= Work to complete =
Write the records out again, keeping each line exactly as it is.

· · ·

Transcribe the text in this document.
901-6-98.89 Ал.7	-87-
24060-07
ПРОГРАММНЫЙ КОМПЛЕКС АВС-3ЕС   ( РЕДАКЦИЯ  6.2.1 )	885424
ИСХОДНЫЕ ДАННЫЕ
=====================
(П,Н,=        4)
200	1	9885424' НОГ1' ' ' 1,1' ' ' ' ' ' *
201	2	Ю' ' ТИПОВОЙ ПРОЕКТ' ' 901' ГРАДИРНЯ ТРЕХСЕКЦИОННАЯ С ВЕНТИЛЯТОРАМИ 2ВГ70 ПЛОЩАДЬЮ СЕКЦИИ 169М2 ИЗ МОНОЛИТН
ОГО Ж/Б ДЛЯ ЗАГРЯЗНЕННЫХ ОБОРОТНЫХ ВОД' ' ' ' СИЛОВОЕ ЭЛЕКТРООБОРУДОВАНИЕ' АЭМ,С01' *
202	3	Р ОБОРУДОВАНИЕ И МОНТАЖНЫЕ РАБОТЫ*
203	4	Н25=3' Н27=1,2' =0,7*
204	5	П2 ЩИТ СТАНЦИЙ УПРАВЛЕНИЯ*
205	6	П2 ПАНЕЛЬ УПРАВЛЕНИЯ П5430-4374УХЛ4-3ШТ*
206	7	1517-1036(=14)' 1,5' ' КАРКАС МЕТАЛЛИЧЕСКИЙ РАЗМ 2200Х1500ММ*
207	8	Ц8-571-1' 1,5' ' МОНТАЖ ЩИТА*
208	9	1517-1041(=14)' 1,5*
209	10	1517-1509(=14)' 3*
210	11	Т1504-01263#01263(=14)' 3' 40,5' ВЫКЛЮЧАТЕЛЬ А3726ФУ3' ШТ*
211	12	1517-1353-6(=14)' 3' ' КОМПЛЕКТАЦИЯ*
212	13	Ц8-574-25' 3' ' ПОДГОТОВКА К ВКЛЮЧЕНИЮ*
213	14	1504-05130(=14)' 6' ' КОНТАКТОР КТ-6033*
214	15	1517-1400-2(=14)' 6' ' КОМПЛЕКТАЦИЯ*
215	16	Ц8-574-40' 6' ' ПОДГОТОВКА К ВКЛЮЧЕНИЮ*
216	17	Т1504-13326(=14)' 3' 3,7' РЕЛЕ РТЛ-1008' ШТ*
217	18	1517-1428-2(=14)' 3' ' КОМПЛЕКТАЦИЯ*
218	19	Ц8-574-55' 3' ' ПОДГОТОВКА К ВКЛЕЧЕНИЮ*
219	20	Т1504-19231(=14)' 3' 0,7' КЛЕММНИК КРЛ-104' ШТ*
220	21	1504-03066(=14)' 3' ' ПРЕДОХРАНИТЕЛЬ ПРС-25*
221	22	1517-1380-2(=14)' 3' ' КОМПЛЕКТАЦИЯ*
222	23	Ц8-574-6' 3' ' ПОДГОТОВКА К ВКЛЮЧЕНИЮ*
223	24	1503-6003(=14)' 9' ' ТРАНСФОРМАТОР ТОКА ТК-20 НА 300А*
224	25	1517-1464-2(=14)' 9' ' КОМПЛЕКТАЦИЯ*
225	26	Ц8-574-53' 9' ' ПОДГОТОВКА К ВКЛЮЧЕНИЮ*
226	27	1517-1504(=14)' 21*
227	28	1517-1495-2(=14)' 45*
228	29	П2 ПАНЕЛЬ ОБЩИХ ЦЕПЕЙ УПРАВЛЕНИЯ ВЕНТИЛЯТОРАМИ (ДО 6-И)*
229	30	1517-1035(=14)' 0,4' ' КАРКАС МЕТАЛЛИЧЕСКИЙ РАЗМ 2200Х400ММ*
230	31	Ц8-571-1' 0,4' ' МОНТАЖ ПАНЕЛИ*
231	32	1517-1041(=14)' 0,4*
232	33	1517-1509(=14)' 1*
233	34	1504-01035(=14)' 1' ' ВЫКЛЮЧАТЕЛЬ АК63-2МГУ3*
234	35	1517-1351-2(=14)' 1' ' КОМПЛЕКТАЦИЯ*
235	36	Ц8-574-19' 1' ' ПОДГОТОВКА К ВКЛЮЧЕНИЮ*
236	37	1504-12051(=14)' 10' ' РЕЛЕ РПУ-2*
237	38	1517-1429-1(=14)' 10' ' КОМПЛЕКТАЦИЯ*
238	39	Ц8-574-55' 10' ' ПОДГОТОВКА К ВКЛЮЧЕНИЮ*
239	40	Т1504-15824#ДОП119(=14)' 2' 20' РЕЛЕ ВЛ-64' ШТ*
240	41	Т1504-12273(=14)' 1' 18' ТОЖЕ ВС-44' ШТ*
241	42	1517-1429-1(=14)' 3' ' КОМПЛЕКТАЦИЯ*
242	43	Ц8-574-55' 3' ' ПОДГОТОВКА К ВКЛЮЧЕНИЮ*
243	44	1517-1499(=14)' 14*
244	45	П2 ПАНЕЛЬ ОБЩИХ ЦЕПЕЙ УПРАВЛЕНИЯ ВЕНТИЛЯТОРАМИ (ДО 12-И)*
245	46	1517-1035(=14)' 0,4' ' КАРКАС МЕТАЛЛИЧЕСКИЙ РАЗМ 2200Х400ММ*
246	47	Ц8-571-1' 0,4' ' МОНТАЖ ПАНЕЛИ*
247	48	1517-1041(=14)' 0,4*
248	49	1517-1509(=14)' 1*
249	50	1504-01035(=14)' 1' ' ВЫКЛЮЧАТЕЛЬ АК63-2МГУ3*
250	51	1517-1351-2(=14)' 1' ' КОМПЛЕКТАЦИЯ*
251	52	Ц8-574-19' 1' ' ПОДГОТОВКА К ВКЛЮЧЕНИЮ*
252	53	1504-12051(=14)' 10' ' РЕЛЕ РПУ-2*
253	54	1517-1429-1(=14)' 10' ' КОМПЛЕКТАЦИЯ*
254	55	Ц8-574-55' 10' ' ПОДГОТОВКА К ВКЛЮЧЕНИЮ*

· · ·

= In response =
Transcribe the text in this document.
901-6-98.89 Ал.7	-87-
24060-07
ПРОГРАММНЫЙ КОМПЛЕКС АВС-3ЕС   ( РЕДАКЦИЯ  6.2.1 )	885424
ИСХОДНЫЕ ДАННЫЕ
=====================
(П,Н,=        4)
200	1	9885424' НОГ1' ' ' 1,1' ' ' ' ' ' *
201	2	Ю' ' ТИПОВОЙ ПРОЕКТ' ' 901' ГРАДИРНЯ ТРЕХСЕКЦИОННАЯ С ВЕНТИЛЯТОРАМИ 2ВГ70 ПЛОЩАДЬЮ СЕКЦИИ 169М2 ИЗ МОНОЛИТН
ОГО Ж/Б ДЛЯ ЗАГРЯЗНЕННЫХ ОБОРОТНЫХ ВОД' ' ' ' СИЛОВОЕ ЭЛЕКТРООБОРУДОВАНИЕ' АЭМ,С01' *
202	3	Р ОБОРУДОВАНИЕ И МОНТАЖНЫЕ РАБОТЫ*
203	4	Н25=3' Н27=1,2' =0,7*
204	5	П2 ЩИТ СТАНЦИЙ УПРАВЛЕНИЯ*
205	6	П2 ПАНЕЛЬ УПРАВЛЕНИЯ П5430-4374УХЛ4-3ШТ*
206	7	1517-1036(=14)' 1,5' ' КАРКАС МЕТАЛЛИЧЕСКИЙ РАЗМ 2200Х1500ММ*
207	8	Ц8-571-1' 1,5' ' МОНТАЖ ЩИТА*
208	9	1517-1041(=14)' 1,5*
209	10	1517-1509(=14)' 3*
210	11	Т1504-01263#01263(=14)' 3' 40,5' ВЫКЛЮЧАТЕЛЬ А3726ФУ3' ШТ*
211	12	1517-1353-6(=14)' 3' ' КОМПЛЕКТАЦИЯ*
212	13	Ц8-574-25' 3' ' ПОДГОТОВКА К ВКЛЮЧЕНИЮ*
213	14	1504-05130(=14)' 6' ' КОНТАКТОР КТ-6033*
214	15	1517-1400-2(=14)' 6' ' КОМПЛЕКТАЦИЯ*
215	16	Ц8-574-40' 6' ' ПОДГОТОВКА К ВКЛЮЧЕНИЮ*
216	17	Т1504-13326(=14)' 3' 3,7' РЕЛЕ РТЛ-1008' ШТ*
217	18	1517-1428-2(=14)' 3' ' КОМПЛЕКТАЦИЯ*
218	19	Ц8-574-55' 3' ' ПОДГОТОВКА К ВКЛЕЧЕНИЮ*
219	20	Т1504-19231(=14)' 3' 0,7' КЛЕММНИК КРЛ-104' ШТ*
220	21	1504-03066(=14)' 3' ' ПРЕДОХРАНИТЕЛЬ ПРС-25*
221	22	1517-1380-2(=14)' 3' ' КОМПЛЕКТАЦИЯ*
222	23	Ц8-574-6' 3' ' ПОДГОТОВКА К ВКЛЮЧЕНИЮ*
223	24	1503-6003(=14)' 9' ' ТРАНСФОРМАТОР ТОКА ТК-20 НА 300А*
224	25	1517-1464-2(=14)' 9' ' КОМПЛЕКТАЦИЯ*
225	26	Ц8-574-53' 9' ' ПОДГОТОВКА К ВКЛЮЧЕНИЮ*
226	27	1517-1504(=14)' 21*
227	28	1517-1495-2(=14)' 45*
228	29	П2 ПАНЕЛЬ ОБЩИХ ЦЕПЕЙ УПРАВЛЕНИЯ ВЕНТИЛЯТОРАМИ (ДО 6-И)*
229	30	1517-1035(=14)' 0,4' ' КАРКАС МЕТАЛЛИЧЕСКИЙ РАЗМ 2200Х400ММ*
230	31	Ц8-571-1' 0,4' ' МОНТАЖ ПАНЕЛИ*
231	32	1517-1041(=14)' 0,4*
232	33	1517-1509(=14)' 1*
233	34	1504-01035(=14)' 1' ' ВЫКЛЮЧАТЕЛЬ АК63-2МГУ3*
234	35	1517-1351-2(=14)' 1' ' КОМПЛЕКТАЦИЯ*
235	36	Ц8-574-19' 1' ' ПОДГОТОВКА К ВКЛЮЧЕНИЮ*
236	37	1504-12051(=14)' 10' ' РЕЛЕ РПУ-2*
237	38	1517-1429-1(=14)' 10' ' КОМПЛЕКТАЦИЯ*
238	39	Ц8-574-55' 10' ' ПОДГОТОВКА К ВКЛЮЧЕНИЮ*
239	40	Т1504-15824#ДОП119(=14)' 2' 20' РЕЛЕ ВЛ-64' ШТ*
240	41	Т1504-12273(=14)' 1' 18' ТОЖЕ ВС-44' ШТ*
241	42	1517-1429-1(=14)' 3' ' КОМПЛЕКТАЦИЯ*
242	43	Ц8-574-55' 3' ' ПОДГОТОВКА К ВКЛЮЧЕНИЮ*
243	44	1517-1499(=14)' 14*
244	45	П2 ПАНЕЛЬ ОБЩИХ ЦЕПЕЙ УПРАВЛЕНИЯ ВЕНТИЛЯТОРАМИ (ДО 12-И)*
245	46	1517-1035(=14)' 0,4' ' КАРКАС МЕТАЛЛИЧЕСКИЙ РАЗМ 2200Х400ММ*
246	47	Ц8-571-1' 0,4' ' МОНТАЖ ПАНЕЛИ*
247	48	1517-1041(=14)' 0,4*
248	49	1517-1509(=14)' 1*
249	50	1504-01035(=14)' 1' ' ВЫКЛЮЧАТЕЛЬ АК63-2МГУ3*
250	51	1517-1351-2(=14)' 1' ' КОМПЛЕКТАЦИЯ*
251	52	Ц8-574-19' 1' ' ПОДГОТОВКА К ВКЛЮЧЕНИЮ*
252	53	1504-12051(=14)' 10' ' РЕЛЕ РПУ-2*
253	54	1517-1429-1(=14)' 10' ' КОМПЛЕКТАЦИЯ*
254	55	Ц8-574-55' 10' ' ПОДГОТОВКА К ВКЛЮЧЕНИЮ*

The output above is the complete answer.